How many lines of these entries include the string "Experience"? State the number alone.

> _Material for this exercise_
** Start **

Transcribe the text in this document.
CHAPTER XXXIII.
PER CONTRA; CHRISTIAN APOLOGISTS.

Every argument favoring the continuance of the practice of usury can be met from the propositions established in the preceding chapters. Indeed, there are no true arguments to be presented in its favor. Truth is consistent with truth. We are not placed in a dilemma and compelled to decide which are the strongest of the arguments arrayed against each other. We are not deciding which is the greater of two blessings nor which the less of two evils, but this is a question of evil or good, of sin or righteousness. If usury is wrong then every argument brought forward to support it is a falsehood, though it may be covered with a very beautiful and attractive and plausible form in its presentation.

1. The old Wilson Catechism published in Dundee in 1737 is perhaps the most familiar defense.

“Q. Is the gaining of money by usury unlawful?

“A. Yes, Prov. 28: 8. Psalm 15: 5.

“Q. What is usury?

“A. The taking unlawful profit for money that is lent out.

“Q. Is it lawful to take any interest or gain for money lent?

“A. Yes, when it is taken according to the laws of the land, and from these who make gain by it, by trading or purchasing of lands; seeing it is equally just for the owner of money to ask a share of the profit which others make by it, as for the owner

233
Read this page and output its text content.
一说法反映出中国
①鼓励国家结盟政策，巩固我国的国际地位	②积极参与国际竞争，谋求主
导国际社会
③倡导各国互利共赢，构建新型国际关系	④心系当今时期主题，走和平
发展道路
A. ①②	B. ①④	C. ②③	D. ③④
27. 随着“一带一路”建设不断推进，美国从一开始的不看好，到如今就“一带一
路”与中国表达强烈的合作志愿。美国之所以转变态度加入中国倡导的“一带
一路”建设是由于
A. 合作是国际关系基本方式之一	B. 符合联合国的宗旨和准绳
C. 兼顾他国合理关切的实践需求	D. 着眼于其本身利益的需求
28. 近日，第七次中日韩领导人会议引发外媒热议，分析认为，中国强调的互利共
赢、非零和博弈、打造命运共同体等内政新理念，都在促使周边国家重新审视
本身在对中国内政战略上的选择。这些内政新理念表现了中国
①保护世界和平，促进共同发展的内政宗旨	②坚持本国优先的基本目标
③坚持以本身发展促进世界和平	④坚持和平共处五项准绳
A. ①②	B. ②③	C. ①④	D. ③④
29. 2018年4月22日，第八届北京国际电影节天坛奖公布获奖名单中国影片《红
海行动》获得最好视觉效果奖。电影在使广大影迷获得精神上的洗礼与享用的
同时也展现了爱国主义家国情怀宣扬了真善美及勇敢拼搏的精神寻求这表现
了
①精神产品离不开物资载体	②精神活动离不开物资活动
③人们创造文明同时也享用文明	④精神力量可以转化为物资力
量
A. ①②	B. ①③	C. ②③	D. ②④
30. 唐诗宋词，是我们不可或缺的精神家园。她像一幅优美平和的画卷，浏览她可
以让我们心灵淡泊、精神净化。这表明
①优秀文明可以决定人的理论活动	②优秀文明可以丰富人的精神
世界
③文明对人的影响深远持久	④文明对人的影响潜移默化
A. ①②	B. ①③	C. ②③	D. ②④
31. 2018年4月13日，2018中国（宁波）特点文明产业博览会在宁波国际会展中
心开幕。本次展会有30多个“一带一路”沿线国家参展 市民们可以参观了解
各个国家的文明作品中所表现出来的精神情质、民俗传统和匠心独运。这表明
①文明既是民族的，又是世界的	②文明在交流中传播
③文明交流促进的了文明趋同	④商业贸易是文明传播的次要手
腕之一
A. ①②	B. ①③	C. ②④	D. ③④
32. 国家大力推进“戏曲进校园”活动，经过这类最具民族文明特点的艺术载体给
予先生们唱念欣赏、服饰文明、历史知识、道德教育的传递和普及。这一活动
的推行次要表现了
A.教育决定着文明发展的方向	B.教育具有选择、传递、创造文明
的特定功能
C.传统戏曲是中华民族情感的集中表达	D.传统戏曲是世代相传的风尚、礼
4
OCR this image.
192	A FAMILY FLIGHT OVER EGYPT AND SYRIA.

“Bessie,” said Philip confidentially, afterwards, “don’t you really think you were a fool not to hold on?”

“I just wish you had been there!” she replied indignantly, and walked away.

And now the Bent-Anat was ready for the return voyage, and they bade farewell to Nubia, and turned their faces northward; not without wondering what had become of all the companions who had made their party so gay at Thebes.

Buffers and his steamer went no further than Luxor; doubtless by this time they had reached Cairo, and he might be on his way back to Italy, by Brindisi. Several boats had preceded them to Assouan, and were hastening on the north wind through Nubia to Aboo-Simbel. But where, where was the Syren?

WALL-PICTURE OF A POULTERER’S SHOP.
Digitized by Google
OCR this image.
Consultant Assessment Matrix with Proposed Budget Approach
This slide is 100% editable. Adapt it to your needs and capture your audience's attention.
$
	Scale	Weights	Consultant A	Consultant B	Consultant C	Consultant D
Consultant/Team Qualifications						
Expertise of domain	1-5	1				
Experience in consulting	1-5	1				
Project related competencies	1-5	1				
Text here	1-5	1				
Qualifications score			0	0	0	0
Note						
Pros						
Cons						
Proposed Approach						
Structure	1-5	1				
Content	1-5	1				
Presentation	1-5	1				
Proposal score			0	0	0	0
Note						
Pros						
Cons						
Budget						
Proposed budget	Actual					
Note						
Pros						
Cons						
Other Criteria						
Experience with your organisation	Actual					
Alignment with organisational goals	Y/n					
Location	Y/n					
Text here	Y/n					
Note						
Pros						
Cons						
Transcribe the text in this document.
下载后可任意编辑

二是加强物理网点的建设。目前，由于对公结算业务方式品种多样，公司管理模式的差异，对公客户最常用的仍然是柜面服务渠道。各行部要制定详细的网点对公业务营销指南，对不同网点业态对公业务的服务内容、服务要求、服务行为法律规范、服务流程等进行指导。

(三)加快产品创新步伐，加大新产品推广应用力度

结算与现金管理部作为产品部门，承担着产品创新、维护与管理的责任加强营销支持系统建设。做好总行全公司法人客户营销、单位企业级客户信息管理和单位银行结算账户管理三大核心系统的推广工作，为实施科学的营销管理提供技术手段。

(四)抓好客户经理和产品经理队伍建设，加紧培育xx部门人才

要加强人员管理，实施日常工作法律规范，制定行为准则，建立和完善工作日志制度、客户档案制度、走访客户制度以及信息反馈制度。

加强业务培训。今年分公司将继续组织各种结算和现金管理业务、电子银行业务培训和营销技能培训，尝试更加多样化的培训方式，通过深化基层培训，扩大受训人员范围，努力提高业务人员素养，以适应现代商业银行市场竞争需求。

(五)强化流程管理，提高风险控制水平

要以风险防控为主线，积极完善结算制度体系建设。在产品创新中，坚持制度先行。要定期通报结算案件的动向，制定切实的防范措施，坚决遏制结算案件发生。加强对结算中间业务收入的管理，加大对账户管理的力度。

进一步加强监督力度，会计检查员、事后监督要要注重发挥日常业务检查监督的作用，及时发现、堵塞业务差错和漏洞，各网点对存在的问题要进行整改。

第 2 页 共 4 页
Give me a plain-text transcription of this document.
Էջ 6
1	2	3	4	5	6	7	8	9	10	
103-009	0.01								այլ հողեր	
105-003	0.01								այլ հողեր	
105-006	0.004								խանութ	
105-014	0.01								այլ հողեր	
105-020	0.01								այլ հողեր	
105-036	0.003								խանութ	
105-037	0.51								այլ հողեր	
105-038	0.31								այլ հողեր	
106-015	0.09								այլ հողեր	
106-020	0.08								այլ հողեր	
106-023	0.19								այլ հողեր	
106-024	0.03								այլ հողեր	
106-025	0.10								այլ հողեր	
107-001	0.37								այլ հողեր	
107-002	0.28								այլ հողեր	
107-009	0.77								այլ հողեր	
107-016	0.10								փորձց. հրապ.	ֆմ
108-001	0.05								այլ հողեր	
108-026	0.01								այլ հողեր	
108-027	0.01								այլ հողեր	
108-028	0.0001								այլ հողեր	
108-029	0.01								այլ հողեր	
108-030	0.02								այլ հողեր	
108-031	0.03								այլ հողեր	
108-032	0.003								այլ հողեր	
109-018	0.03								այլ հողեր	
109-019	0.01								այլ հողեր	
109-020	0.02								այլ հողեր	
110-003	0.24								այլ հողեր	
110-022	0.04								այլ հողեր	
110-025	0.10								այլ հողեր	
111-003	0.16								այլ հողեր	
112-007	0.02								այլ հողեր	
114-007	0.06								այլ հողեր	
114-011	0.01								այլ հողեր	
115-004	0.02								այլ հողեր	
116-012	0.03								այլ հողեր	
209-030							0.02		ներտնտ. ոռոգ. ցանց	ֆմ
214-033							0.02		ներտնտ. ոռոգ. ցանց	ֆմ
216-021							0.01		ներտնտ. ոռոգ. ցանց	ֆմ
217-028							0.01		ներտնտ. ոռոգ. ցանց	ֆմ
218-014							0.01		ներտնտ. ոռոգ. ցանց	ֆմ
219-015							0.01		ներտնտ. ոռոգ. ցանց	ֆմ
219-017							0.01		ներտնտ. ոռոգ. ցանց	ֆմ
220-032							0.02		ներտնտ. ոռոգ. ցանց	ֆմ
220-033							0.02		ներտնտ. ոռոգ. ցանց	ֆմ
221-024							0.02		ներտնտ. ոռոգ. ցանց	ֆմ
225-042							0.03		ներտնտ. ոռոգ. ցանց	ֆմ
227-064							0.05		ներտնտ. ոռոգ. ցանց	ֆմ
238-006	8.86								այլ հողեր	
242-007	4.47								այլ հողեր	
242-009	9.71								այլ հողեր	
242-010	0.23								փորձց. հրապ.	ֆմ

** End **

> _Correct answer_
2